» Required task: Output the material beneath this task exactly, images excluded.
** start **
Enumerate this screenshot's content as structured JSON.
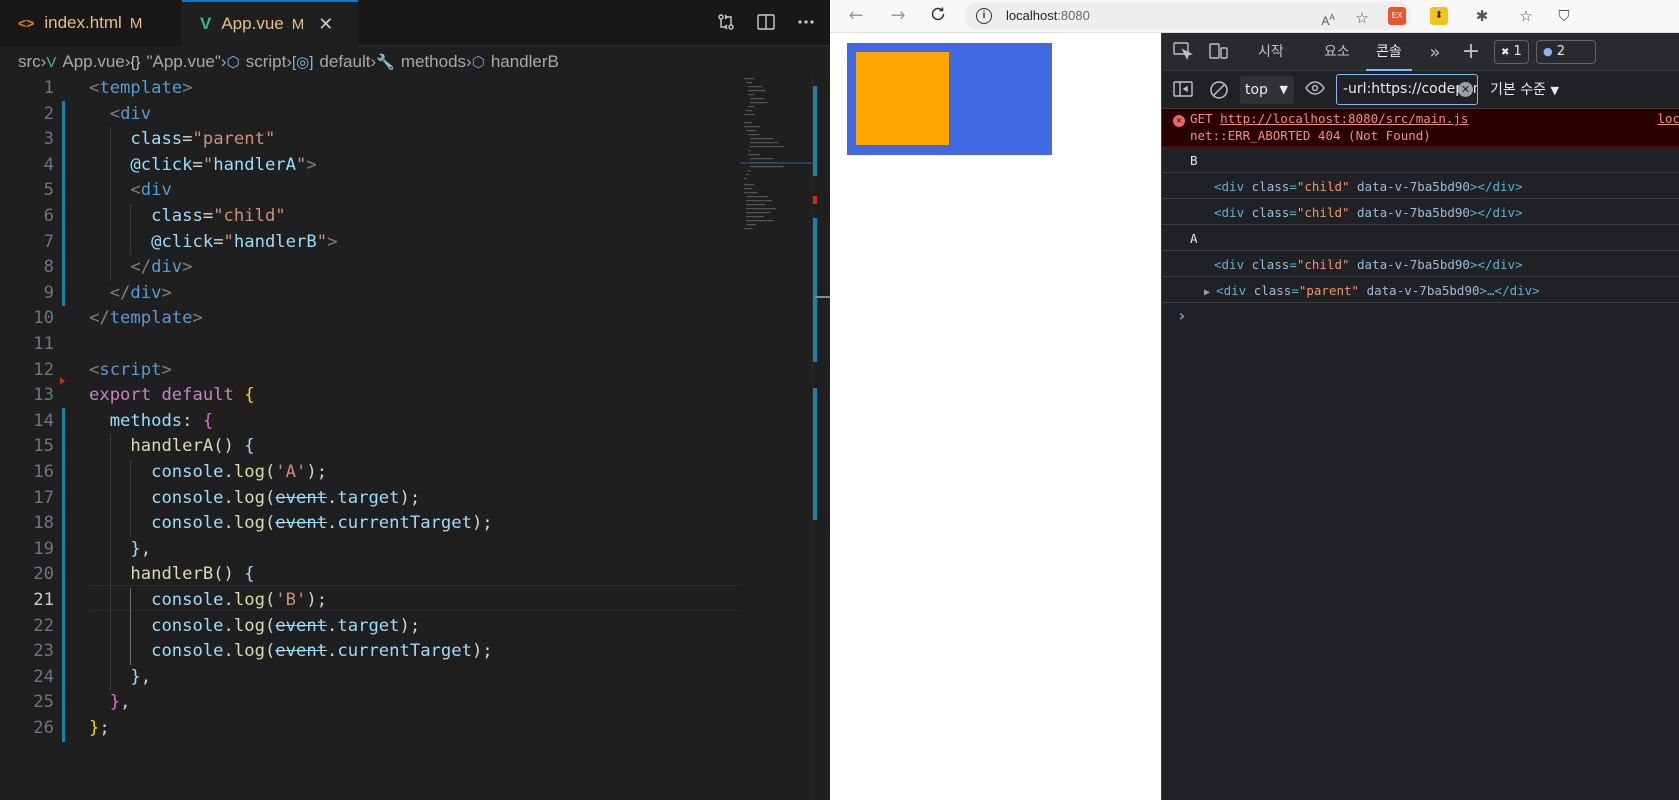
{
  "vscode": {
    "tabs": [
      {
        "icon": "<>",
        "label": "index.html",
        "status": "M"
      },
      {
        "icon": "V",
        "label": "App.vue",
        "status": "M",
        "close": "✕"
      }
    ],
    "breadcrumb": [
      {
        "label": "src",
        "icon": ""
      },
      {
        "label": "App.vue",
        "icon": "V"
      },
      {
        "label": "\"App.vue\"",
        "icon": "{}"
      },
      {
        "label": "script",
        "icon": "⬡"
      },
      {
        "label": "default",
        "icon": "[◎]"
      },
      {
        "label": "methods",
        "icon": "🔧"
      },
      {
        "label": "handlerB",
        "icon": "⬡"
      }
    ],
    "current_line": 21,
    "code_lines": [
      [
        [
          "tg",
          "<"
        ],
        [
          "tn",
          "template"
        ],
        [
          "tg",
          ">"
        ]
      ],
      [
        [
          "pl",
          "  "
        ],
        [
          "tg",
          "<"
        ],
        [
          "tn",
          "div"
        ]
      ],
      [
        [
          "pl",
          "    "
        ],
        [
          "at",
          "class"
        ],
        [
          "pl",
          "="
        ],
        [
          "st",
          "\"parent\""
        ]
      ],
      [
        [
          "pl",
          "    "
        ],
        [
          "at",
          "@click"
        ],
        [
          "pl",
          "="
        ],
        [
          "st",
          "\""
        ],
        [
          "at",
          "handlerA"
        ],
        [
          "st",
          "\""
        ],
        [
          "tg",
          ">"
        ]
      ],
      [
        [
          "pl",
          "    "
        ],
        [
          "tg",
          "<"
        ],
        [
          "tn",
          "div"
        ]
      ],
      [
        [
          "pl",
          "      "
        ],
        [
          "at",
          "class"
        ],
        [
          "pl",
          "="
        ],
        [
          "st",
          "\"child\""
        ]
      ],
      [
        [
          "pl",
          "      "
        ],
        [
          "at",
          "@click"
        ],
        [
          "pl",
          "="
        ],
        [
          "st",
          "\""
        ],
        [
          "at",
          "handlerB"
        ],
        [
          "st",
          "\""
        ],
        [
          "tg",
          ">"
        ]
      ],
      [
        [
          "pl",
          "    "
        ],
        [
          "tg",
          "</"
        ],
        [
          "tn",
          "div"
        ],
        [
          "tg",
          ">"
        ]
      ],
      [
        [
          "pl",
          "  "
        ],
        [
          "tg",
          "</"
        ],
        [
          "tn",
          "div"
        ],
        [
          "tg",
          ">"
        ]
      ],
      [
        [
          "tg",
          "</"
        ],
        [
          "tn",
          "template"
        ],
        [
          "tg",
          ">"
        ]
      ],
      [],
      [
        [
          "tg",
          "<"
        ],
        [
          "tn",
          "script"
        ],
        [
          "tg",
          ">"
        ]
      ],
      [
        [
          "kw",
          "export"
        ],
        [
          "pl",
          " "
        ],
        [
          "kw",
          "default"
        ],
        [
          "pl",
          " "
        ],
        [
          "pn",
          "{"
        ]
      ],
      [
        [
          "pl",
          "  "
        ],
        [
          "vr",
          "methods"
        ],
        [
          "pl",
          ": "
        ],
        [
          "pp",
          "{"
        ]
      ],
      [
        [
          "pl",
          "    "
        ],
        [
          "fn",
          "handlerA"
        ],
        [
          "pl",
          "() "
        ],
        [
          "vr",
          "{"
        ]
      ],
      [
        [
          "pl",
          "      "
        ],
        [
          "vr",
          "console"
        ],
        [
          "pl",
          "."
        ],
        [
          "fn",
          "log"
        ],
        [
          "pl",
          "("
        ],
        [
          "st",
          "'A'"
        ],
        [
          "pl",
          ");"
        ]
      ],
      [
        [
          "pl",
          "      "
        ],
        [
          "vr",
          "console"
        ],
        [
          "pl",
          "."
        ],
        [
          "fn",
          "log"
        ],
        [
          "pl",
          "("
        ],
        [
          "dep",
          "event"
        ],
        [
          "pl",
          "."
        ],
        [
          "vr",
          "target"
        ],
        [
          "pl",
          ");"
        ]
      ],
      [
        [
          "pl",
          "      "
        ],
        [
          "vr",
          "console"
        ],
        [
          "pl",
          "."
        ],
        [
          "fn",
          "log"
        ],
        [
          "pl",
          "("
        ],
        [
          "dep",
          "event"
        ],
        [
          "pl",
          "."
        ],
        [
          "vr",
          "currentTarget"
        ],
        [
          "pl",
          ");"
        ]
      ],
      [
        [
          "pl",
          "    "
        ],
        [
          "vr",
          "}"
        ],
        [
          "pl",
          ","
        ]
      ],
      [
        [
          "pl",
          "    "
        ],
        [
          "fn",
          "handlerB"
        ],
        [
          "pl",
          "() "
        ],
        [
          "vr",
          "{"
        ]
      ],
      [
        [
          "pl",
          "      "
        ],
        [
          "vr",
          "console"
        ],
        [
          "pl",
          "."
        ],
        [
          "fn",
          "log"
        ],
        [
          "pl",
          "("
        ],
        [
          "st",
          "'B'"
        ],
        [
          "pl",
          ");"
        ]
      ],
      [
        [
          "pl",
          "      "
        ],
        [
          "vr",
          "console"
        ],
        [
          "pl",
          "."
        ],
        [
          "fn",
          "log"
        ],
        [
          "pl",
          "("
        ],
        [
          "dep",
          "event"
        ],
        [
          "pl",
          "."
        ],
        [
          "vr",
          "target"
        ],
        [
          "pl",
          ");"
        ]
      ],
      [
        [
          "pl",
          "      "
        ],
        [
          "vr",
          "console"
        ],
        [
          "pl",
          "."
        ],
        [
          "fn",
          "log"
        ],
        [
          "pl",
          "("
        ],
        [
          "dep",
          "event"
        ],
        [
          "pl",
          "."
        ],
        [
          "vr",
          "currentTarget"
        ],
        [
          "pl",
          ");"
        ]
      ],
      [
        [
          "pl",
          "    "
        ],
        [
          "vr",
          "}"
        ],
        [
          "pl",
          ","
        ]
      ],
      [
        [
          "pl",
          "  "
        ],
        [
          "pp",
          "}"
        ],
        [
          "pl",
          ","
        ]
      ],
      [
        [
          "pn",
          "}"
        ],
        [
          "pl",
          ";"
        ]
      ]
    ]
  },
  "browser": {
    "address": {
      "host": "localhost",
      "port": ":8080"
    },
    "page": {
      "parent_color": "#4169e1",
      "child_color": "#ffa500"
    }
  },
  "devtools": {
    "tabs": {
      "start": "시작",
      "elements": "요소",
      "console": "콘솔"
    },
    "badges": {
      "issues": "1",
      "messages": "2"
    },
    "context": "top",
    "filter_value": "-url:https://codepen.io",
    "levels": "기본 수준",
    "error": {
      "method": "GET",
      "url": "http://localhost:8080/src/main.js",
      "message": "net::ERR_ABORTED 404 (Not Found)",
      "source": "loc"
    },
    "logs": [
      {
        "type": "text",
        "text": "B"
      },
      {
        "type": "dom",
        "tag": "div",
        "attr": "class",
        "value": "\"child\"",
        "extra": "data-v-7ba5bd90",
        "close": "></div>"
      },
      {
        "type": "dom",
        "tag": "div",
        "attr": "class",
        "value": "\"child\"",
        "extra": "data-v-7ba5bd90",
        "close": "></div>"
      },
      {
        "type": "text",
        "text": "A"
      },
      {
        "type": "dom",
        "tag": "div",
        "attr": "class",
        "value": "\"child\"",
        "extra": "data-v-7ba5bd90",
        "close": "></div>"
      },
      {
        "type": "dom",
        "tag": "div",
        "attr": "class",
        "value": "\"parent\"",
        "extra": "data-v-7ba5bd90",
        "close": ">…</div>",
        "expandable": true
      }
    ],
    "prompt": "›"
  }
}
** end **
» Problem solution:
Enumerate this screenshot's content as structured JSON.
{
  "vscode": {
    "tabs": [
      {
        "icon": "<>",
        "label": "index.html",
        "status": "M"
      },
      {
        "icon": "V",
        "label": "App.vue",
        "status": "M",
        "close": "✕"
      }
    ],
    "breadcrumb": [
      {
        "label": "src",
        "icon": ""
      },
      {
        "label": "App.vue",
        "icon": "V"
      },
      {
        "label": "\"App.vue\"",
        "icon": "{}"
      },
      {
        "label": "script",
        "icon": "⬡"
      },
      {
        "label": "default",
        "icon": "[◎]"
      },
      {
        "label": "methods",
        "icon": "🔧"
      },
      {
        "label": "handlerB",
        "icon": "⬡"
      }
    ],
    "current_line": 21,
    "code_lines": [
      [
        [
          "tg",
          "<"
        ],
        [
          "tn",
          "template"
        ],
        [
          "tg",
          ">"
        ]
      ],
      [
        [
          "pl",
          "  "
        ],
        [
          "tg",
          "<"
        ],
        [
          "tn",
          "div"
        ]
      ],
      [
        [
          "pl",
          "    "
        ],
        [
          "at",
          "class"
        ],
        [
          "pl",
          "="
        ],
        [
          "st",
          "\"parent\""
        ]
      ],
      [
        [
          "pl",
          "    "
        ],
        [
          "at",
          "@click"
        ],
        [
          "pl",
          "="
        ],
        [
          "st",
          "\""
        ],
        [
          "at",
          "handlerA"
        ],
        [
          "st",
          "\""
        ],
        [
          "tg",
          ">"
        ]
      ],
      [
        [
          "pl",
          "    "
        ],
        [
          "tg",
          "<"
        ],
        [
          "tn",
          "div"
        ]
      ],
      [
        [
          "pl",
          "      "
        ],
        [
          "at",
          "class"
        ],
        [
          "pl",
          "="
        ],
        [
          "st",
          "\"child\""
        ]
      ],
      [
        [
          "pl",
          "      "
        ],
        [
          "at",
          "@click"
        ],
        [
          "pl",
          "="
        ],
        [
          "st",
          "\""
        ],
        [
          "at",
          "handlerB"
        ],
        [
          "st",
          "\""
        ],
        [
          "tg",
          ">"
        ]
      ],
      [
        [
          "pl",
          "    "
        ],
        [
          "tg",
          "</"
        ],
        [
          "tn",
          "div"
        ],
        [
          "tg",
          ">"
        ]
      ],
      [
        [
          "pl",
          "  "
        ],
        [
          "tg",
          "</"
        ],
        [
          "tn",
          "div"
        ],
        [
          "tg",
          ">"
        ]
      ],
      [
        [
          "tg",
          "</"
        ],
        [
          "tn",
          "template"
        ],
        [
          "tg",
          ">"
        ]
      ],
      [],
      [
        [
          "tg",
          "<"
        ],
        [
          "tn",
          "script"
        ],
        [
          "tg",
          ">"
        ]
      ],
      [
        [
          "kw",
          "export"
        ],
        [
          "pl",
          " "
        ],
        [
          "kw",
          "default"
        ],
        [
          "pl",
          " "
        ],
        [
          "pn",
          "{"
        ]
      ],
      [
        [
          "pl",
          "  "
        ],
        [
          "vr",
          "methods"
        ],
        [
          "pl",
          ": "
        ],
        [
          "pp",
          "{"
        ]
      ],
      [
        [
          "pl",
          "    "
        ],
        [
          "fn",
          "handlerA"
        ],
        [
          "pl",
          "() "
        ],
        [
          "vr",
          "{"
        ]
      ],
      [
        [
          "pl",
          "      "
        ],
        [
          "vr",
          "console"
        ],
        [
          "pl",
          "."
        ],
        [
          "fn",
          "log"
        ],
        [
          "pl",
          "("
        ],
        [
          "st",
          "'A'"
        ],
        [
          "pl",
          ");"
        ]
      ],
      [
        [
          "pl",
          "      "
        ],
        [
          "vr",
          "console"
        ],
        [
          "pl",
          "."
        ],
        [
          "fn",
          "log"
        ],
        [
          "pl",
          "("
        ],
        [
          "dep",
          "event"
        ],
        [
          "pl",
          "."
        ],
        [
          "vr",
          "target"
        ],
        [
          "pl",
          ");"
        ]
      ],
      [
        [
          "pl",
          "      "
        ],
        [
          "vr",
          "console"
        ],
        [
          "pl",
          "."
        ],
        [
          "fn",
          "log"
        ],
        [
          "pl",
          "("
        ],
        [
          "dep",
          "event"
        ],
        [
          "pl",
          "."
        ],
        [
          "vr",
          "currentTarget"
        ],
        [
          "pl",
          ");"
        ]
      ],
      [
        [
          "pl",
          "    "
        ],
        [
          "vr",
          "}"
        ],
        [
          "pl",
          ","
        ]
      ],
      [
        [
          "pl",
          "    "
        ],
        [
          "fn",
          "handlerB"
        ],
        [
          "pl",
          "() "
        ],
        [
          "vr",
          "{"
        ]
      ],
      [
        [
          "pl",
          "      "
        ],
        [
          "vr",
          "console"
        ],
        [
          "pl",
          "."
        ],
        [
          "fn",
          "log"
        ],
        [
          "pl",
          "("
        ],
        [
          "st",
          "'B'"
        ],
        [
          "pl",
          ");"
        ]
      ],
      [
        [
          "pl",
          "      "
        ],
        [
          "vr",
          "console"
        ],
        [
          "pl",
          "."
        ],
        [
          "fn",
          "log"
        ],
        [
          "pl",
          "("
        ],
        [
          "dep",
          "event"
        ],
        [
          "pl",
          "."
        ],
        [
          "vr",
          "target"
        ],
        [
          "pl",
          ");"
        ]
      ],
      [
        [
          "pl",
          "      "
        ],
        [
          "vr",
          "console"
        ],
        [
          "pl",
          "."
        ],
        [
          "fn",
          "log"
        ],
        [
          "pl",
          "("
        ],
        [
          "dep",
          "event"
        ],
        [
          "pl",
          "."
        ],
        [
          "vr",
          "currentTarget"
        ],
        [
          "pl",
          ");"
        ]
      ],
      [
        [
          "pl",
          "    "
        ],
        [
          "vr",
          "}"
        ],
        [
          "pl",
          ","
        ]
      ],
      [
        [
          "pl",
          "  "
        ],
        [
          "pp",
          "}"
        ],
        [
          "pl",
          ","
        ]
      ],
      [
        [
          "pn",
          "}"
        ],
        [
          "pl",
          ";"
        ]
      ]
    ]
  },
  "browser": {
    "address": {
      "host": "localhost",
      "port": ":8080"
    },
    "page": {
      "parent_color": "#4169e1",
      "child_color": "#ffa500"
    }
  },
  "devtools": {
    "tabs": {
      "start": "시작",
      "elements": "요소",
      "console": "콘솔"
    },
    "badges": {
      "issues": "1",
      "messages": "2"
    },
    "context": "top",
    "filter_value": "-url:https://codepen.io",
    "levels": "기본 수준",
    "error": {
      "method": "GET",
      "url": "http://localhost:8080/src/main.js",
      "message": "net::ERR_ABORTED 404 (Not Found)",
      "source": "loc"
    },
    "logs": [
      {
        "type": "text",
        "text": "B"
      },
      {
        "type": "dom",
        "tag": "div",
        "attr": "class",
        "value": "\"child\"",
        "extra": "data-v-7ba5bd90",
        "close": "></div>"
      },
      {
        "type": "dom",
        "tag": "div",
        "attr": "class",
        "value": "\"child\"",
        "extra": "data-v-7ba5bd90",
        "close": "></div>"
      },
      {
        "type": "text",
        "text": "A"
      },
      {
        "type": "dom",
        "tag": "div",
        "attr": "class",
        "value": "\"child\"",
        "extra": "data-v-7ba5bd90",
        "close": "></div>"
      },
      {
        "type": "dom",
        "tag": "div",
        "attr": "class",
        "value": "\"parent\"",
        "extra": "data-v-7ba5bd90",
        "close": ">…</div>",
        "expandable": true
      }
    ],
    "prompt": "›"
  }
}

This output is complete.